§ **What to produce**
Reproduce each line that includes the word "HIGH".

§ **Exercise materials**
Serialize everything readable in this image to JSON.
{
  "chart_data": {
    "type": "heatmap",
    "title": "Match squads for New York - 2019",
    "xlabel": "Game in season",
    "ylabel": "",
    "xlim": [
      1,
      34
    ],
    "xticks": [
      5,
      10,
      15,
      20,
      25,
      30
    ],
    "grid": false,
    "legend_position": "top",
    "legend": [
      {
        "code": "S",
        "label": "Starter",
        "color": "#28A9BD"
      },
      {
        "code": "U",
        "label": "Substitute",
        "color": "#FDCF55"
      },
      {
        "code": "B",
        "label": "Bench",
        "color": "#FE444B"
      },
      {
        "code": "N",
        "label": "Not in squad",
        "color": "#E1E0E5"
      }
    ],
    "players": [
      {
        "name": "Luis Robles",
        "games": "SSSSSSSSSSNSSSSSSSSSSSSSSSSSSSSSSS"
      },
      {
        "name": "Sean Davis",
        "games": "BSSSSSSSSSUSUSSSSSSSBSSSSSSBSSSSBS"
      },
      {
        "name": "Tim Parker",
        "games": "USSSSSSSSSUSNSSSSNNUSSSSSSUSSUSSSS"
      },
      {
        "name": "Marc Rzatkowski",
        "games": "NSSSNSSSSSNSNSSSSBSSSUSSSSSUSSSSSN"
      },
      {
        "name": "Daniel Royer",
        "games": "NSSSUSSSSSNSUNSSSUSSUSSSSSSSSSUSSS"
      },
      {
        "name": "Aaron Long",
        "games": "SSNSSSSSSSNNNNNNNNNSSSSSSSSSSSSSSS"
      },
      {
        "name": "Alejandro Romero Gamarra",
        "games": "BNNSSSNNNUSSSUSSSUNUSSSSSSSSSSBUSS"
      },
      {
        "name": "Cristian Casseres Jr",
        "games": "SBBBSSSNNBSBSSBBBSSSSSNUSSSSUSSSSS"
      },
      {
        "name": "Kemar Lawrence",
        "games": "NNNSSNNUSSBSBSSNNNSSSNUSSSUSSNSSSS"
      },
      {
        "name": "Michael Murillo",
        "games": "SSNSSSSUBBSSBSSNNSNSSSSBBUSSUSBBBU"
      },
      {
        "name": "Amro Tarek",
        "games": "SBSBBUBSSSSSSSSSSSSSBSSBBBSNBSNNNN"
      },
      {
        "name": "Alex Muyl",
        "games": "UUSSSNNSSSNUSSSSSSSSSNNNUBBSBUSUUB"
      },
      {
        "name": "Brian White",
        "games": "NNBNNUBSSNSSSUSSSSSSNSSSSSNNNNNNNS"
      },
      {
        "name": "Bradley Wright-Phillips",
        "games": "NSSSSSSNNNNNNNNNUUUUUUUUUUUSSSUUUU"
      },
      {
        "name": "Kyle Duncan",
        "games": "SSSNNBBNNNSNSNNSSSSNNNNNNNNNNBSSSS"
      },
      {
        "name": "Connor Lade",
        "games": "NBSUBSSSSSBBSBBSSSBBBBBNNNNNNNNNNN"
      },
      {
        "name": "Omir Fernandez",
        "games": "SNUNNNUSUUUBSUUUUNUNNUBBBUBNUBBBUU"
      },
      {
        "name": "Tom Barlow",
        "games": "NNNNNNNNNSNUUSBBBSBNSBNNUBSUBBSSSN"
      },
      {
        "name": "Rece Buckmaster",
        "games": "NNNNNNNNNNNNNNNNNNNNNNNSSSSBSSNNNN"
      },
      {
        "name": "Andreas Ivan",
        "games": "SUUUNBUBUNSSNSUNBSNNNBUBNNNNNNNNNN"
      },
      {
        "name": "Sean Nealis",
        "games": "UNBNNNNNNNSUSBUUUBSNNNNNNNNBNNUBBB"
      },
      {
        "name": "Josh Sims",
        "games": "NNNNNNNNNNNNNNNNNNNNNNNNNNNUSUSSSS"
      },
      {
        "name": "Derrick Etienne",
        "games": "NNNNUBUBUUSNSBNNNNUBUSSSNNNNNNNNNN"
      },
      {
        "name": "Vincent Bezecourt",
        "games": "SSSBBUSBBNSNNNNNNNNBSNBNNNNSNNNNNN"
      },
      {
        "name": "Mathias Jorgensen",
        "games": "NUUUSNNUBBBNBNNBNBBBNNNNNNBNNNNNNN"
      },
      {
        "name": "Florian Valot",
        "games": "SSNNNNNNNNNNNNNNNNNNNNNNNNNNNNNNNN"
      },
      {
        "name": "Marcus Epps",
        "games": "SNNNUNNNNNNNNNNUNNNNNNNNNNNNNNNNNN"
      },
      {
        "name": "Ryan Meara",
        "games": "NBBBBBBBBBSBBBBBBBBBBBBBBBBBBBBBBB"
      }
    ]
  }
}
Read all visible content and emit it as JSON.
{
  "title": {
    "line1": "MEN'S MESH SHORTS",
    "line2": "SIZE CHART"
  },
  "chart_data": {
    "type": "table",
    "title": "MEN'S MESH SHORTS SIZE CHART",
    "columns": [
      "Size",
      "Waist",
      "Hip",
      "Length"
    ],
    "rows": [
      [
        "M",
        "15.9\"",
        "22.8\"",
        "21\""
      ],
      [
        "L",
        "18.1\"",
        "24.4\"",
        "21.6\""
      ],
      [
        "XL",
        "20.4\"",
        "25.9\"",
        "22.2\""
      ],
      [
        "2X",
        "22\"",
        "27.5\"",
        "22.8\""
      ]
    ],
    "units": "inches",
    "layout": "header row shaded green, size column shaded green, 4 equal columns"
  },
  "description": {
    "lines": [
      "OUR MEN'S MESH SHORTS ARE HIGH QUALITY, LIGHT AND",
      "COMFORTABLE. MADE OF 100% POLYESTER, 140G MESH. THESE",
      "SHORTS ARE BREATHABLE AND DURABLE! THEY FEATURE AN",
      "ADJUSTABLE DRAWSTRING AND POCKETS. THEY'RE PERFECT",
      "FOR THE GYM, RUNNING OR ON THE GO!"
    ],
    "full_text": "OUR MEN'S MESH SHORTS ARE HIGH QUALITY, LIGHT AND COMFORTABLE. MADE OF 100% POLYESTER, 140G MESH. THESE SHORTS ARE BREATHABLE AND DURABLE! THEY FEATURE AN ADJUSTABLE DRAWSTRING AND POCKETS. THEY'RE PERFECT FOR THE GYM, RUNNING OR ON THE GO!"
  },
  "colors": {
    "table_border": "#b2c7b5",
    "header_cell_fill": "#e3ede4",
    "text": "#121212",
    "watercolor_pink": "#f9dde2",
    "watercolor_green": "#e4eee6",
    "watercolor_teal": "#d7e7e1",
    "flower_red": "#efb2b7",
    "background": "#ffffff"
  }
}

§ **Full answer**
      "OUR MEN'S MESH SHORTS ARE HIGH QUALITY, LIGHT AND",
    "full_text": "OUR MEN'S MESH SHORTS ARE HIGH QUALITY, LIGHT AND COMFORTABLE. MADE OF 100% POLYESTER, 140G MESH. THESE SHORTS ARE BREATHABLE AND DURABLE! THEY FEATURE AN ADJUSTABLE DRAWSTRING AND POCKETS. THEY'RE PERFECT FOR THE GYM, RUNNING OR ON THE GO!"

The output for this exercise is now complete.